--- Exercise prompt ---
Report every line below that holds the word "nourishment".

--- Entries taken from a collection ---
*-*-*

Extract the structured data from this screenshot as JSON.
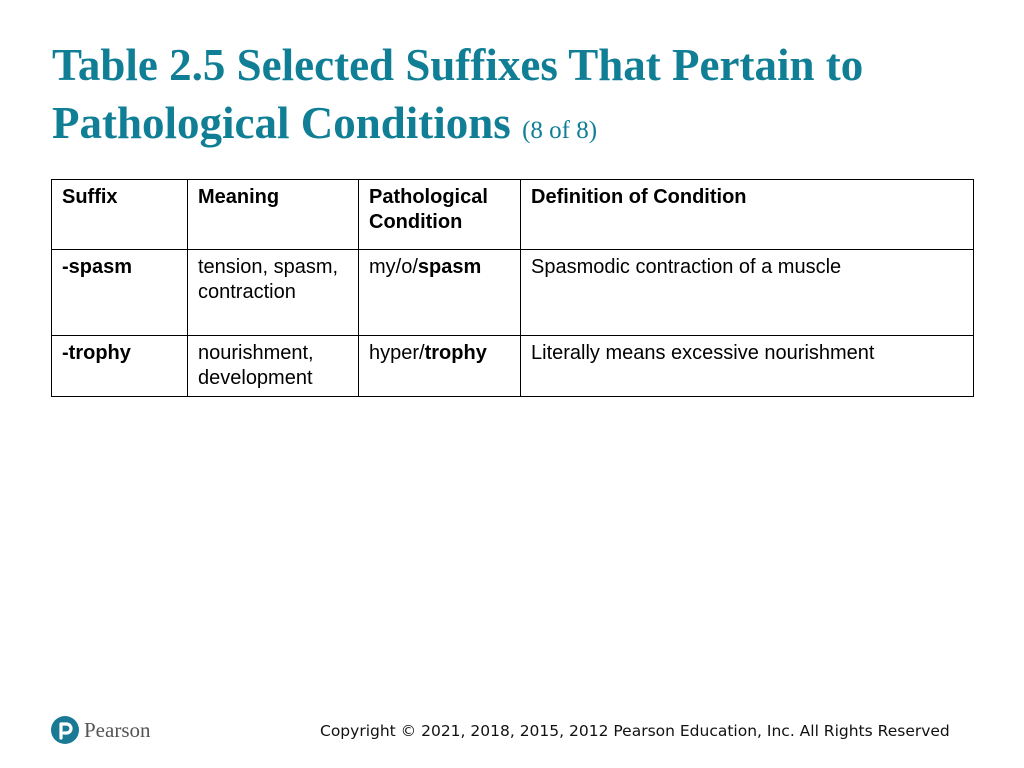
{
  "slide": {
    "title": "Table 2.5 Selected Suffixes That Pertain to Pathological Conditions",
    "subtitle": "(8 of 8)"
  },
  "table": {
    "headers": {
      "suffix": "Suffix",
      "meaning": "Meaning",
      "pathological_condition": "Pathological Condition",
      "definition": "Definition of Condition"
    },
    "rows": [
      {
        "suffix": "-spasm",
        "meaning": "tension, spasm, contraction",
        "condition_prefix": "my/o/",
        "condition_suffix": "spasm",
        "definition": "Spasmodic contraction of a muscle"
      },
      {
        "suffix": "-trophy",
        "meaning": "nourishment, development",
        "condition_prefix": "hyper/",
        "condition_suffix": "trophy",
        "definition": "Literally means excessive nourishment"
      }
    ]
  },
  "footer": {
    "brand": "Pearson",
    "brand_icon": "pearson-p-logo",
    "brand_color": "#1a7a96",
    "copyright": "Copyright © 2021, 2018, 2015, 2012 Pearson Education, Inc. All Rights Reserved"
  },
  "colors": {
    "title": "#107f96",
    "table_border": "#000000"
  }
}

*-*-*

--- Result of this exercise ---
        "meaning": "nourishment, development",
        "definition": "Literally means excessive nourishment"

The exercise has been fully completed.